On March 11, a magnitude 9.0 earthquake and massive tsunami slammed northeastern Japan, crippling the 40-year-old Fukushima nuclear-power reactors and creating the world’s biggest nuclear scare since Chernobyl. PAW spoke with nuclear physicist Frank von Hippel, co-founder of Princeton’s Program on Science and Global Security, about the ramifications of the crisis.
What will Fukushima mean for the “nuclear renaissance” that the industry had been talking about? Will it make new reactor construction less likely?
Yes, it will. But the renaissance in the U.S. has been very iffy anyway. Internationally, the renaissance has been dominated by China. There are 43 nuclear power plants, globally, where construction has started in the last five years. Twenty-seven of them are in China. None are in the U.S.
With these low-probability, catastrophic events, it seems impossible to guarantee safety.

| YOUR TASKS |
A. According to the Fukushima interview, how many of the 43 nuclear power plants begun worldwide in the last five years are in China?
B. Write the next part of the Fukushima interview, picking up after its last sentence.
The listing that comes next is drawn from a separate source.

| STORED DATA |
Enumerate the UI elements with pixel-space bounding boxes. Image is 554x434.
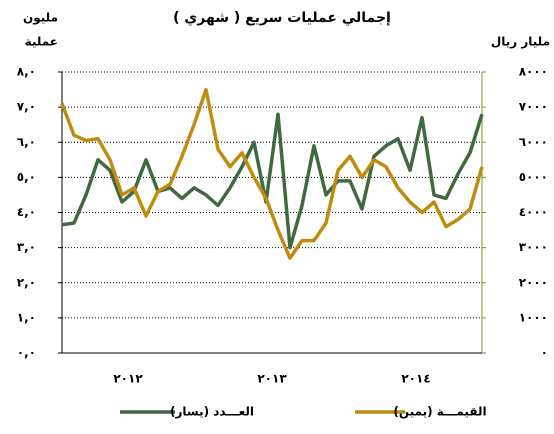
y2-tick-label: ٦٠٠٠ (519, 135, 548, 149)
x-tick-label: ٢٠١٢ (113, 372, 143, 386)
y2-axis-label: مليار ريال (491, 35, 550, 49)
y2-tick-label: ٧٠٠٠ (519, 100, 548, 114)
series-line (60, 87, 484, 260)
y2-tick-label: ٨٠٠٠ (519, 65, 548, 79)
y-tick-label: ٦,٠ (17, 135, 36, 149)
y-axis-label: عملية (25, 35, 58, 49)
y-tick-label: ١,٠ (17, 310, 36, 324)
legend-label: القيمـــة (يمين) (393, 405, 486, 419)
y-tick-label: ٥,٠ (17, 170, 36, 184)
y2-tick-label: ١٠٠٠ (519, 310, 548, 324)
legend-label: العـــدد (يسار) (170, 405, 254, 419)
x-tick-label: ٢٠١٤ (401, 372, 430, 386)
x-tick-label: ٢٠١٣ (257, 372, 287, 386)
y2-tick-label: ٢٠٠٠ (519, 275, 548, 289)
y2-tick-label: ٣٠٠٠ (519, 240, 548, 254)
y2-tick-label: ٤٠٠٠ (519, 205, 548, 219)
y2-tick-label: ٥٠٠٠ (519, 170, 548, 184)
y-tick-label: ٤,٠ (17, 205, 36, 219)
chart-title: إجمالي عمليات سريع ( شهري ) (173, 10, 391, 27)
y-axis-label: مليون (23, 11, 58, 26)
y-tick-label: ٨,٠ (17, 65, 36, 79)
y-tick-label: ٢,٠ (17, 275, 36, 289)
y-tick-label: ٣,٠ (17, 240, 36, 254)
y2-tick-label: ٠ (541, 346, 548, 360)
y-tick-label: ٠,٠ (17, 346, 36, 360)
y-tick-label: ٧,٠ (17, 100, 36, 114)
series-line (61, 112, 484, 250)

| THE RESPONSES |
A. Twenty-seven.

B.
These reactors were not designed for inherent safety. These are the descendants of submarine-propulsion reactors, where safety has been an add-on. But there are ideas for inherently safe designs: the so-called high-temperature, gas-cooled reactor. This is a very interesting concept where the fuel is inside little ceramic shells that are supposed to contain the fission products to a very high temperature, even if there’s no cooling. But it requires the reactor to be designed for about a tenth of the power of standard reactors today. So you need 10 times as many of them. The question is, will this be economical? Advocates for these small, modular reactors say that if they’re small enough to make in a factory, then you can make them much more cheaply.
There are 23 U.S. reactors with a design similar to Fukushima. Can their safety be improved?
After Three Mile Island, the suggestion was that if you have a Fukushima situation, where you have to release steam to prevent the containment from failing, you should do it through a massive filter. Most of the radioactivity would be captured in the filter. In fact, the French and Germans installed filters in their reactors after Three Mile Island. But the U.S. Nuclear Regulatory Commission and the Japanese thought that the probability of needing them was so low that they didn’t require them. They’re very inexpensive. Existing plants in the U.S. could afford this kind of retrofit.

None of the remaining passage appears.